Given problem> Give the count of lines in the data that include the string "marker", with no added remarks.

Data items>
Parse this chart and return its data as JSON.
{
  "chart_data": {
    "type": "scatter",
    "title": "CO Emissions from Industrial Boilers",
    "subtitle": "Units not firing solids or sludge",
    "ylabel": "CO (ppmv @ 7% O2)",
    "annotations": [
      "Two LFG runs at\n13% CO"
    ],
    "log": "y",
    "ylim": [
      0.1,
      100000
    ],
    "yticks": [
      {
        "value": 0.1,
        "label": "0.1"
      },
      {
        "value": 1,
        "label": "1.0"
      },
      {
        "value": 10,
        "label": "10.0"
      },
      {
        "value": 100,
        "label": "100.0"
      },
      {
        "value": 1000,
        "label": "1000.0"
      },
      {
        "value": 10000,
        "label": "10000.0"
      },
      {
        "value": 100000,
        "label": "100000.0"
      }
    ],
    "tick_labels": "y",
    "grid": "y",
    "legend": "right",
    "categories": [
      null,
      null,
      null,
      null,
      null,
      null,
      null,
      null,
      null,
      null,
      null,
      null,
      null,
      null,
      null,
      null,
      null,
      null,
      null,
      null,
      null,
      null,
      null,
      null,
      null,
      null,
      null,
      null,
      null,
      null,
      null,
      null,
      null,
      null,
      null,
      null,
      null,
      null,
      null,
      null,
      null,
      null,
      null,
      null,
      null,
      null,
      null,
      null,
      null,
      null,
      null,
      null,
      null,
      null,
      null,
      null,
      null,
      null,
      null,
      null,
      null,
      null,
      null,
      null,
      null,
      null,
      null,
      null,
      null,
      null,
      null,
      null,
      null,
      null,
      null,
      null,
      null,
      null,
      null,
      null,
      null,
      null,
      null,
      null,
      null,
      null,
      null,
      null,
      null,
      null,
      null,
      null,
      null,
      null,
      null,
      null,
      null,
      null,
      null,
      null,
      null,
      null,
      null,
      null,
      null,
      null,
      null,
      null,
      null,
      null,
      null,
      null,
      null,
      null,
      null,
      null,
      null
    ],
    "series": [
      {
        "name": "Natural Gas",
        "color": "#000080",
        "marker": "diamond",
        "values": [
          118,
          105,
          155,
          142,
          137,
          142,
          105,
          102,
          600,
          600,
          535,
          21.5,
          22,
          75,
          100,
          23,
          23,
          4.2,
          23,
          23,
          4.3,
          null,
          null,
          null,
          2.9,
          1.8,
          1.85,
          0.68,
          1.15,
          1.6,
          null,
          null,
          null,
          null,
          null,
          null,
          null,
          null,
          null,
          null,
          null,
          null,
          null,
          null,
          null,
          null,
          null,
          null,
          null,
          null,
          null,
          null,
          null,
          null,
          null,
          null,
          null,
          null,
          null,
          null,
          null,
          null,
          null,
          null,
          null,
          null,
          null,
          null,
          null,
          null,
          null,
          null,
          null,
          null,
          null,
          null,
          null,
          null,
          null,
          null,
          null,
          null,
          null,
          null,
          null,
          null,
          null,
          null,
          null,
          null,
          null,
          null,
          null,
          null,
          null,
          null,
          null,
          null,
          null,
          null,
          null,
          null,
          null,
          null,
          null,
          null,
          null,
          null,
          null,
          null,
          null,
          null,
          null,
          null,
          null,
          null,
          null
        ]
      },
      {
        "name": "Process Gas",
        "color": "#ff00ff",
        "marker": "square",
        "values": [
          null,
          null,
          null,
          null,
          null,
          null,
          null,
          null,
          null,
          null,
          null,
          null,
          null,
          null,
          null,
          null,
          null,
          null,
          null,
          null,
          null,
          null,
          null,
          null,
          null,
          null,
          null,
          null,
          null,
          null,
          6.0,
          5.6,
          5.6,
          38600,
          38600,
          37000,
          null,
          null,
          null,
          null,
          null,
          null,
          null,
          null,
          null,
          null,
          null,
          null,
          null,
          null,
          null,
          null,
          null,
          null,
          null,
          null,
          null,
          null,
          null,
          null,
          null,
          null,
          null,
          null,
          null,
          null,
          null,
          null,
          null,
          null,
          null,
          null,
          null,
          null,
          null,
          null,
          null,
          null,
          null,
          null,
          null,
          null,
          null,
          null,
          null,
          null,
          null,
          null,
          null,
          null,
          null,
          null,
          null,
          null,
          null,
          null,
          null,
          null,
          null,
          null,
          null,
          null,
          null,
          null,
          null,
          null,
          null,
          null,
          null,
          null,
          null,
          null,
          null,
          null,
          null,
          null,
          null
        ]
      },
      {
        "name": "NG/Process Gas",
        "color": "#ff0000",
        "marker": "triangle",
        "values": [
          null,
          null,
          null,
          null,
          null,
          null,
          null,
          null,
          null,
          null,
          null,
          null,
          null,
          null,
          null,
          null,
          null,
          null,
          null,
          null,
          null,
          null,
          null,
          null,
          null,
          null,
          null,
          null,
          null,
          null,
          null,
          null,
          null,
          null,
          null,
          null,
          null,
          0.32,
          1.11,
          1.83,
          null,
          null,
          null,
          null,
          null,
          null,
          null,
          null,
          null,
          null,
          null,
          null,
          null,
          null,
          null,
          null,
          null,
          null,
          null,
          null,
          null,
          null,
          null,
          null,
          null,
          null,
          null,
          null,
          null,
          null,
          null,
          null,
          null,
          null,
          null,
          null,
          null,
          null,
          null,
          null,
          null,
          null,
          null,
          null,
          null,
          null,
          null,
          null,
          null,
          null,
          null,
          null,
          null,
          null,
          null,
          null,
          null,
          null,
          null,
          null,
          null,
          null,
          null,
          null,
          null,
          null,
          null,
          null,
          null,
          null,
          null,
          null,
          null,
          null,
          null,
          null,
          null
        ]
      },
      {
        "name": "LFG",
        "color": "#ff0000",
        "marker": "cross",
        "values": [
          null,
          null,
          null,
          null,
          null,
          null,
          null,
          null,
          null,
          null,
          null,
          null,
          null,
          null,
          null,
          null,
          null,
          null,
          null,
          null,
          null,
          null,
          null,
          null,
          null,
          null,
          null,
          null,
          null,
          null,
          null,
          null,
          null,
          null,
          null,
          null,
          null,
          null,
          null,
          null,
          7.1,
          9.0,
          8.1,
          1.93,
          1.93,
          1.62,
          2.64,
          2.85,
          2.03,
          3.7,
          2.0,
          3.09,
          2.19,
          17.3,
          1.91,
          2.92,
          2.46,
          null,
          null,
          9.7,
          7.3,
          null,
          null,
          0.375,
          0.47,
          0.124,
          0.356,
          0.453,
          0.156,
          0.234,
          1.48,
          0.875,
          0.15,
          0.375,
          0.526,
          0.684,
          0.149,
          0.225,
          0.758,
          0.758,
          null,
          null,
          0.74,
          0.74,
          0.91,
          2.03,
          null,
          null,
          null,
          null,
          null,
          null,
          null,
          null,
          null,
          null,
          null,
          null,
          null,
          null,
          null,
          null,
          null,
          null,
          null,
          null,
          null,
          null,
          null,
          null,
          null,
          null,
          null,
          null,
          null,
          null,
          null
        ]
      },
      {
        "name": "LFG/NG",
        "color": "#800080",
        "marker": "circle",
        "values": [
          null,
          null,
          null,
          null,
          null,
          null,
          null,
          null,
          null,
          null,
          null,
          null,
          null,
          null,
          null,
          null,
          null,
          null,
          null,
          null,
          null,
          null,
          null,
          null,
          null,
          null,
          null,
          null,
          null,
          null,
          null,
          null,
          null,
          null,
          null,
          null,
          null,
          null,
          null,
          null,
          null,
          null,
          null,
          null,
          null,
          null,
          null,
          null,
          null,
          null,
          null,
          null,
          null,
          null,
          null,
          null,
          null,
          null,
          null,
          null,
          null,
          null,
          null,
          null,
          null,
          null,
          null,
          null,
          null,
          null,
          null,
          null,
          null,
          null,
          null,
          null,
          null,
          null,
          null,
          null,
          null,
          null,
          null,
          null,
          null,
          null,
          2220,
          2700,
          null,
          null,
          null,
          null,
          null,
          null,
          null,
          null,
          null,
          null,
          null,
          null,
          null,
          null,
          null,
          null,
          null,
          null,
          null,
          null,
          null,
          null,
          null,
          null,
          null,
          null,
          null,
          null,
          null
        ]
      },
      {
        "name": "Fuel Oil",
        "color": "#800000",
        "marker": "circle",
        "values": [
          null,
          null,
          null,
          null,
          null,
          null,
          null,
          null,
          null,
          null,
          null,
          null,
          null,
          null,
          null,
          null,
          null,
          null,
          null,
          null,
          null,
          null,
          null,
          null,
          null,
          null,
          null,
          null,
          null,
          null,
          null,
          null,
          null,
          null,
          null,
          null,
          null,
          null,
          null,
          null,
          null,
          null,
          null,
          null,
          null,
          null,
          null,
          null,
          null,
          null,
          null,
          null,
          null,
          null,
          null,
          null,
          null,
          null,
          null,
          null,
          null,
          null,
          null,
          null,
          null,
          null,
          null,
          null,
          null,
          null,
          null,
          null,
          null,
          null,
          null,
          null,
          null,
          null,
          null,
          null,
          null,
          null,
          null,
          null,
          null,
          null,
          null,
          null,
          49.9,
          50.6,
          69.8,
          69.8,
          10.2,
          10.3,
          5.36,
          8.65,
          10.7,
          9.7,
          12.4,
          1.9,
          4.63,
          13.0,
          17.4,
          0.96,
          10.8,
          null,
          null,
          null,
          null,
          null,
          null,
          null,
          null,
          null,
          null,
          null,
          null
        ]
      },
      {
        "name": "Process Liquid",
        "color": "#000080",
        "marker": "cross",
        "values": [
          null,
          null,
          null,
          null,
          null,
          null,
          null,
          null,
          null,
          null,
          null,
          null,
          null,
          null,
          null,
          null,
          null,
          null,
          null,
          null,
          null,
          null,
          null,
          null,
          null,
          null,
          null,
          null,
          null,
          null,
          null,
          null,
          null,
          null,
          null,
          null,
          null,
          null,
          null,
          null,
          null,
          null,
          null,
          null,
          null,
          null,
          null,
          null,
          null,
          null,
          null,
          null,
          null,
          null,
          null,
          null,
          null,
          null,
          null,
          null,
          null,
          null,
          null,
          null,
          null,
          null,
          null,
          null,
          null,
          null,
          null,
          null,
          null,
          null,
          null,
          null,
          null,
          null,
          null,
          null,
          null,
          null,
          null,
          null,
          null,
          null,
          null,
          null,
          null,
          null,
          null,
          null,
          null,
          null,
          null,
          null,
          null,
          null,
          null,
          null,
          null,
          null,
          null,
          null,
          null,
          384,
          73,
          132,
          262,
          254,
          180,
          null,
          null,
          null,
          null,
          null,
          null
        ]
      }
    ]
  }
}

Output below> 7